TASK DIRECTIONS
Wherever the string "housing" shows up in a line, count that line. Give the total alone.

>> START EXERCISE DATA

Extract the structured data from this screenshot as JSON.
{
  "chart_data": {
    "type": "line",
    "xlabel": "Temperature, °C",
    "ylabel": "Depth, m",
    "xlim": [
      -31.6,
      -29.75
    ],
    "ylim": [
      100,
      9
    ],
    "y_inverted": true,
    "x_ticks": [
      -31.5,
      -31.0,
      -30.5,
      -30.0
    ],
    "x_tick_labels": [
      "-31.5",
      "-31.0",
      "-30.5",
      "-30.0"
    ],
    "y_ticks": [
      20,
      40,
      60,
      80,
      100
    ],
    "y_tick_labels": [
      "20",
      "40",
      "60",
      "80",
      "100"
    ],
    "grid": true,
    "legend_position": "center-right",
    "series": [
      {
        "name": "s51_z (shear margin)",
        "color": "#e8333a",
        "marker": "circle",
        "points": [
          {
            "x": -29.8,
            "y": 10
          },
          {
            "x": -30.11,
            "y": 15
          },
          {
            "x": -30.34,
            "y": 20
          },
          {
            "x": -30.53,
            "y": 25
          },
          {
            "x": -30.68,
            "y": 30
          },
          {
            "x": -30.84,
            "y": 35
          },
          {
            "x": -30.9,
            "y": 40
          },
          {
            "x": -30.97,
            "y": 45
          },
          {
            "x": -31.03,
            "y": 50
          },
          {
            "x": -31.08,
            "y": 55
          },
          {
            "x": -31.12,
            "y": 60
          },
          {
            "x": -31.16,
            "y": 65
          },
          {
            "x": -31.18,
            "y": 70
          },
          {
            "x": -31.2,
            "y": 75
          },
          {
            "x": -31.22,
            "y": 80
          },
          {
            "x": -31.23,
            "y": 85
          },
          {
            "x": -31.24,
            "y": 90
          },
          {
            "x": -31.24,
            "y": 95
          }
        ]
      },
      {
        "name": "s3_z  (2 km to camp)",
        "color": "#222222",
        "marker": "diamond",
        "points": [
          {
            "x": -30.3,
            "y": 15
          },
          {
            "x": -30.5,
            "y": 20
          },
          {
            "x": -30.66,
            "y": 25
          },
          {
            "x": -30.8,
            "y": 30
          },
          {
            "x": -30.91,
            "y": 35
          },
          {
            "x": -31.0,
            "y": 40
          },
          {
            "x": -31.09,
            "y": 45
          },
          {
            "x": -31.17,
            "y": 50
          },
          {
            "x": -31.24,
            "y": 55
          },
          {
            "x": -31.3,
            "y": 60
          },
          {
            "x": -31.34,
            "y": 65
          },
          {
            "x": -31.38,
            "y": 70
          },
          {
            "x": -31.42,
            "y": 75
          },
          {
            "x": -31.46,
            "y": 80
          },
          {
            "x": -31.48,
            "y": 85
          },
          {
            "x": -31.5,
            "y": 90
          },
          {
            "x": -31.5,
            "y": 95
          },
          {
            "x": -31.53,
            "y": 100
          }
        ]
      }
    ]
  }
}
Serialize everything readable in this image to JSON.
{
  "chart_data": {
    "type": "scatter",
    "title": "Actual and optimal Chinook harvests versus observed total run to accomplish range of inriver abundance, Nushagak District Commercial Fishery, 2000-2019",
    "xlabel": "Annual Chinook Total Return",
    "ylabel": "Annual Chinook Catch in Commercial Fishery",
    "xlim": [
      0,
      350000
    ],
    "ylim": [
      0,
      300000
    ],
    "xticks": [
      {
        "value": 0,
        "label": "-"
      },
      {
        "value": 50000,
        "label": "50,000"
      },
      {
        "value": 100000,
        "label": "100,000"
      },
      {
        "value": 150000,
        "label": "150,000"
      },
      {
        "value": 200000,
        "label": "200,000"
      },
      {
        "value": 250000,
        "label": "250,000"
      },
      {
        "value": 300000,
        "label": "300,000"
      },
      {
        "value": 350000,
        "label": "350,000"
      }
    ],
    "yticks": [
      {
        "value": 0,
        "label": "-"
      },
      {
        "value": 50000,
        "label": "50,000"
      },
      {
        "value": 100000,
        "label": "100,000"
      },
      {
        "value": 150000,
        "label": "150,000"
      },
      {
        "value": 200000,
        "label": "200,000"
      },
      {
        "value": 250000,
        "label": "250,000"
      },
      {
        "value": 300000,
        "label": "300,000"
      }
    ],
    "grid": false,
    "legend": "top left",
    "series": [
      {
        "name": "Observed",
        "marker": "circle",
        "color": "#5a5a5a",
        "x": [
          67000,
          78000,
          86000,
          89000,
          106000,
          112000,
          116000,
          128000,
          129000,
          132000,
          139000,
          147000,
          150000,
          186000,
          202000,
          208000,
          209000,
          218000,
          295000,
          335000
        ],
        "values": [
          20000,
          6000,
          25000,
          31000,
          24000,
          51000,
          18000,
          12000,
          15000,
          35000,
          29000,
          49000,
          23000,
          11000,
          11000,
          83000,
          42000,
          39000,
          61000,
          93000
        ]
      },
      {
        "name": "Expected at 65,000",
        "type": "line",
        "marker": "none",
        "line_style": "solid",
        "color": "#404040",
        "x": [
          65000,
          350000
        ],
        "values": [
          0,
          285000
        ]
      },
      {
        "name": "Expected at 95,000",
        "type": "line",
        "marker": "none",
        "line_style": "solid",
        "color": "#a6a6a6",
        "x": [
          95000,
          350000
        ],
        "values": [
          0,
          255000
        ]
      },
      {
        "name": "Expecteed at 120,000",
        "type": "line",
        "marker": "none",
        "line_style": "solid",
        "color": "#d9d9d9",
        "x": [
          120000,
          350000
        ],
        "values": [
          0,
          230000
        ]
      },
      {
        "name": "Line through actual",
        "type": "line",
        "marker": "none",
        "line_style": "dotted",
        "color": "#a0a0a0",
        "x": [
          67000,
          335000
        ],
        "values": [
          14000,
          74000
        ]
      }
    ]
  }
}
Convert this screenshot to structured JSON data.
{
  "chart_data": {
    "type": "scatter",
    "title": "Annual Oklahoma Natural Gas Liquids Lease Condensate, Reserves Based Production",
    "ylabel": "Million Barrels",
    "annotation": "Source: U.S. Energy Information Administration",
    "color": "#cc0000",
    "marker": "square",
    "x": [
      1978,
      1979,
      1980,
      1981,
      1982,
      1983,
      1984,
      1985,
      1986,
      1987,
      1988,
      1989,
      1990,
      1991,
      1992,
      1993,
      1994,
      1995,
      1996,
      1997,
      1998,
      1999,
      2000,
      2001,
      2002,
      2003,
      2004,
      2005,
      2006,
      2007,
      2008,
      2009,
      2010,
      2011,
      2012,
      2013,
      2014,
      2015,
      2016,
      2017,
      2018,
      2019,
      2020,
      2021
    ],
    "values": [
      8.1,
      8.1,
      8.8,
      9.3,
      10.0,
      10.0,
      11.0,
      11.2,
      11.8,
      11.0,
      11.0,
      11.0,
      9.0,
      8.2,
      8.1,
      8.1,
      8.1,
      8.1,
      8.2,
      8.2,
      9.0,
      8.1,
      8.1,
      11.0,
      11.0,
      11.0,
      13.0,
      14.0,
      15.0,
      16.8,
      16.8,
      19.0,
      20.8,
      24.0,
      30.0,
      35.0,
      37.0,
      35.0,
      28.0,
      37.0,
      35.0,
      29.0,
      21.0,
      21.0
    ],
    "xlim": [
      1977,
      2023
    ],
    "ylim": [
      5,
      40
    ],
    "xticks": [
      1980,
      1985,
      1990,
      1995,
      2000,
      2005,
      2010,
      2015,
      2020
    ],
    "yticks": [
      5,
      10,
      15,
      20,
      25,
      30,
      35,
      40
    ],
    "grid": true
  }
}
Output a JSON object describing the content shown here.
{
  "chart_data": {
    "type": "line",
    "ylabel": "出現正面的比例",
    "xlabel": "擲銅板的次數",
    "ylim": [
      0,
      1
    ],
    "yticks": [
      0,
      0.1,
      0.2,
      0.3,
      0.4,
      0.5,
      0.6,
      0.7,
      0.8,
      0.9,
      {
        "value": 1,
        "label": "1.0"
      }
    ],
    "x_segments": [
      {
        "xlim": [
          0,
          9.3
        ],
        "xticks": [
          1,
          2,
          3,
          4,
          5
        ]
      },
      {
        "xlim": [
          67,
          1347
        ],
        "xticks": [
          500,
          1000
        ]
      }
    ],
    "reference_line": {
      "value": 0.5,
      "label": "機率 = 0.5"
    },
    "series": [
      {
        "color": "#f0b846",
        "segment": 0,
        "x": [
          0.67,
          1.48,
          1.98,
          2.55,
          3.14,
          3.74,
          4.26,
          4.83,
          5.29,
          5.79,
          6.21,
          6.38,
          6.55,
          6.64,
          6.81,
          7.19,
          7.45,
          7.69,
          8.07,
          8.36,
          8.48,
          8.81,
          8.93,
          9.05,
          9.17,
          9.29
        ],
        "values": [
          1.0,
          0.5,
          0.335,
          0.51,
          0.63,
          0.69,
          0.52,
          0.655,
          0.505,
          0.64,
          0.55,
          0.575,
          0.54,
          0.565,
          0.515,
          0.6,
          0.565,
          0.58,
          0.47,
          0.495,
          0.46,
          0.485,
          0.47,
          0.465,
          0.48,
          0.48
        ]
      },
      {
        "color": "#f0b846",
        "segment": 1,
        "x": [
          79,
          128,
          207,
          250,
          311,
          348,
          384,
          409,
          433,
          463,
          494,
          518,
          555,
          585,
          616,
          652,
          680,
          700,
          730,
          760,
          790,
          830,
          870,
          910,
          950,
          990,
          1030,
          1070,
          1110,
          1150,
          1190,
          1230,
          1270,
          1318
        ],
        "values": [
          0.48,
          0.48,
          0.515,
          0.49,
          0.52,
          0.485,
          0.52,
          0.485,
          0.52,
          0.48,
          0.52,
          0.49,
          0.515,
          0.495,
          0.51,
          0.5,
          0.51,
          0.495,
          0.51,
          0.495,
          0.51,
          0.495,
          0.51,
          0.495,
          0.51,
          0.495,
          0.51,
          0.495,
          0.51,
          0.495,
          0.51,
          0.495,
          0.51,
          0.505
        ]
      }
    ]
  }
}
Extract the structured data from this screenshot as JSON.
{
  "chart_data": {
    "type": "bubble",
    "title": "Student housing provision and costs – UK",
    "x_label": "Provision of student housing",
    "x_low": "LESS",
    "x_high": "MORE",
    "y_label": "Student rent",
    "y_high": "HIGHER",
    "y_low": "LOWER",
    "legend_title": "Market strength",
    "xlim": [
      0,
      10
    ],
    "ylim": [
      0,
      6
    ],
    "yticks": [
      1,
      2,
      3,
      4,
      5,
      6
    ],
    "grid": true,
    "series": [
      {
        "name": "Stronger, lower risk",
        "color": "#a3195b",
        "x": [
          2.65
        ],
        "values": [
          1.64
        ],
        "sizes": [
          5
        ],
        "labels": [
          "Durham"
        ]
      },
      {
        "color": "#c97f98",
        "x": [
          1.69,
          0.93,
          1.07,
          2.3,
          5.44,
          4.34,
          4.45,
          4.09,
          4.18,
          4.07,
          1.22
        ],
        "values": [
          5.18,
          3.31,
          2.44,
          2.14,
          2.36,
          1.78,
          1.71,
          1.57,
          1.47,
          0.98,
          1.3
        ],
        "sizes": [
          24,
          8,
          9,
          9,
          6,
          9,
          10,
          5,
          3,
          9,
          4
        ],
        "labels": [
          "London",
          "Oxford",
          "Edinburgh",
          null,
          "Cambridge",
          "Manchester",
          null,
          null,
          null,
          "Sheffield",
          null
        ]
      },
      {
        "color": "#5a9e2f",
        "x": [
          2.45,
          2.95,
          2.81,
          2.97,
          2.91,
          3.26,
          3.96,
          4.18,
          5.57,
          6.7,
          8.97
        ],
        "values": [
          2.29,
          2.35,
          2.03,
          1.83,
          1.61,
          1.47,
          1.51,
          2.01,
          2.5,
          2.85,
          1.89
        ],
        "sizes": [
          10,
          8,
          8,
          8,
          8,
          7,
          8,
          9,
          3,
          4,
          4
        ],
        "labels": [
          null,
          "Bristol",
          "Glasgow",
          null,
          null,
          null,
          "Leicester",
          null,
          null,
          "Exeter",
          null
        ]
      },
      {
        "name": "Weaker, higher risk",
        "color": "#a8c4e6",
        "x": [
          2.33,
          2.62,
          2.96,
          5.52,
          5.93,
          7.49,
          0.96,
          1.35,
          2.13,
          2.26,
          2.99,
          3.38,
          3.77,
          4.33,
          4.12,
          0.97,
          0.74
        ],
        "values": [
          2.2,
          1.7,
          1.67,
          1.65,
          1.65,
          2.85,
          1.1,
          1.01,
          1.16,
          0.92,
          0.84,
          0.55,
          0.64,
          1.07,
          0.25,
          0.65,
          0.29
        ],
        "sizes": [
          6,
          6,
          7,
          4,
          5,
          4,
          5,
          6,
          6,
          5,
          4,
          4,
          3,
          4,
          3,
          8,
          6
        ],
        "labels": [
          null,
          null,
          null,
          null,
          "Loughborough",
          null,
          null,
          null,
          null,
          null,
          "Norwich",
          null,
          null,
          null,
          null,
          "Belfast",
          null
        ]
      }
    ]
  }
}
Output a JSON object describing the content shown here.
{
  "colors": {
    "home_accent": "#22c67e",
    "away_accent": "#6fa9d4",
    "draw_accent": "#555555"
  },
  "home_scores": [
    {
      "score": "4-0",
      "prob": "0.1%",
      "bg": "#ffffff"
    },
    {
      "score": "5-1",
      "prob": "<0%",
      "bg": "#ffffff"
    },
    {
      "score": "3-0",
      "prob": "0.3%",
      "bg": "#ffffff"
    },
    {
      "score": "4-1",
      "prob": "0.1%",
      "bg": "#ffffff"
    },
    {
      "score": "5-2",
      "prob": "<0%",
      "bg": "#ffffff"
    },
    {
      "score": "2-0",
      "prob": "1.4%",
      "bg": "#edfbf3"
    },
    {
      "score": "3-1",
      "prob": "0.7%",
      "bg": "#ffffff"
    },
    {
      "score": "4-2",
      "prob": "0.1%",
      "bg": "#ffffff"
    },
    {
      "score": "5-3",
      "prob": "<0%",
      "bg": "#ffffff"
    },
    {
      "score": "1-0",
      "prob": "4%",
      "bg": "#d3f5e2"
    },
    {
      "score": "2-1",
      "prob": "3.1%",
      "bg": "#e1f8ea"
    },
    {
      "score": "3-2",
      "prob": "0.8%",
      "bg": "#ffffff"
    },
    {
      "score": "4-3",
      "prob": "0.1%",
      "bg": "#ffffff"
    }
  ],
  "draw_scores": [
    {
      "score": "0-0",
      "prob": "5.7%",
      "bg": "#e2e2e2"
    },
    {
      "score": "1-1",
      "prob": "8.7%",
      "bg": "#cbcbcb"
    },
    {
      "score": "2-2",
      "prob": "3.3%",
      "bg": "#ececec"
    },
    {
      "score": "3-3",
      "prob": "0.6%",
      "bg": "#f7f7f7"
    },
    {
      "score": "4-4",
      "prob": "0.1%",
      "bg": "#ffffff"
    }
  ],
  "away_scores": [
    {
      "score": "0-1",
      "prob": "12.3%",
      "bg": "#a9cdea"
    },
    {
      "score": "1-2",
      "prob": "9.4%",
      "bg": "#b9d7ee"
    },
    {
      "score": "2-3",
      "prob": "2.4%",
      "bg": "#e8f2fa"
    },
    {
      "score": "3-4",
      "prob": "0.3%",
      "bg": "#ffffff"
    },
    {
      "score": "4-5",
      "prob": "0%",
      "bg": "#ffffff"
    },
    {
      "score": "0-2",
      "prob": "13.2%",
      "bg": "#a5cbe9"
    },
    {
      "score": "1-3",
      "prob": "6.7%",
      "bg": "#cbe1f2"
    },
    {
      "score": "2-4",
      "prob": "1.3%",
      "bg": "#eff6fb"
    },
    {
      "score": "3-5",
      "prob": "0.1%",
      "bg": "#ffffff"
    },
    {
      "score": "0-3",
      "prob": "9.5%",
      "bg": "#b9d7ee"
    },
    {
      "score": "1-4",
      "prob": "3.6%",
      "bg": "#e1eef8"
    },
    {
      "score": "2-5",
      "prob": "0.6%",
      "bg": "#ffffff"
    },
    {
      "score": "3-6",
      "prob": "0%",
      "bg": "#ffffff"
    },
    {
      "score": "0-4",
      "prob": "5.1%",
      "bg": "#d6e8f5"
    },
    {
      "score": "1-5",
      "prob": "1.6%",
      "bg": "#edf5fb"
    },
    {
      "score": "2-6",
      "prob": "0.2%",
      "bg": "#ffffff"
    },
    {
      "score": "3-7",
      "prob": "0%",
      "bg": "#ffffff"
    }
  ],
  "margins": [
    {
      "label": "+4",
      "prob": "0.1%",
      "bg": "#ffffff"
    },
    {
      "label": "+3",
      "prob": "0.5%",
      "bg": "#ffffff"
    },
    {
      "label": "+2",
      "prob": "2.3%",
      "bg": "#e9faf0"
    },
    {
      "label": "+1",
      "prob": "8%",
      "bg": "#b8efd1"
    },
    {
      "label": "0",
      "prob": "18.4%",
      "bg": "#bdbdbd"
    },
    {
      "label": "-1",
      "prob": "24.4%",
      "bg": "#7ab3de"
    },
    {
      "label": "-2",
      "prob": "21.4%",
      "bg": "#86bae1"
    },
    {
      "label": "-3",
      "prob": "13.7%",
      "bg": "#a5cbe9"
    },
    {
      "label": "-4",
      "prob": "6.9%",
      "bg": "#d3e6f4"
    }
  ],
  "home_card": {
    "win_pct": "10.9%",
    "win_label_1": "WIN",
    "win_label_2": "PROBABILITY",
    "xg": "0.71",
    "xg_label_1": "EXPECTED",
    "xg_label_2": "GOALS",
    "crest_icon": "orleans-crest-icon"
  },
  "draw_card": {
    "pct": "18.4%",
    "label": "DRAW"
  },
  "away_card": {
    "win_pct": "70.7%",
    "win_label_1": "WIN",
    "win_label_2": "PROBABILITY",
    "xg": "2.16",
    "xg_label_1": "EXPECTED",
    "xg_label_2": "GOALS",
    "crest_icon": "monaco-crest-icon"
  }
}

>> END EXERCISE DATA

RIGHT ANSWER
2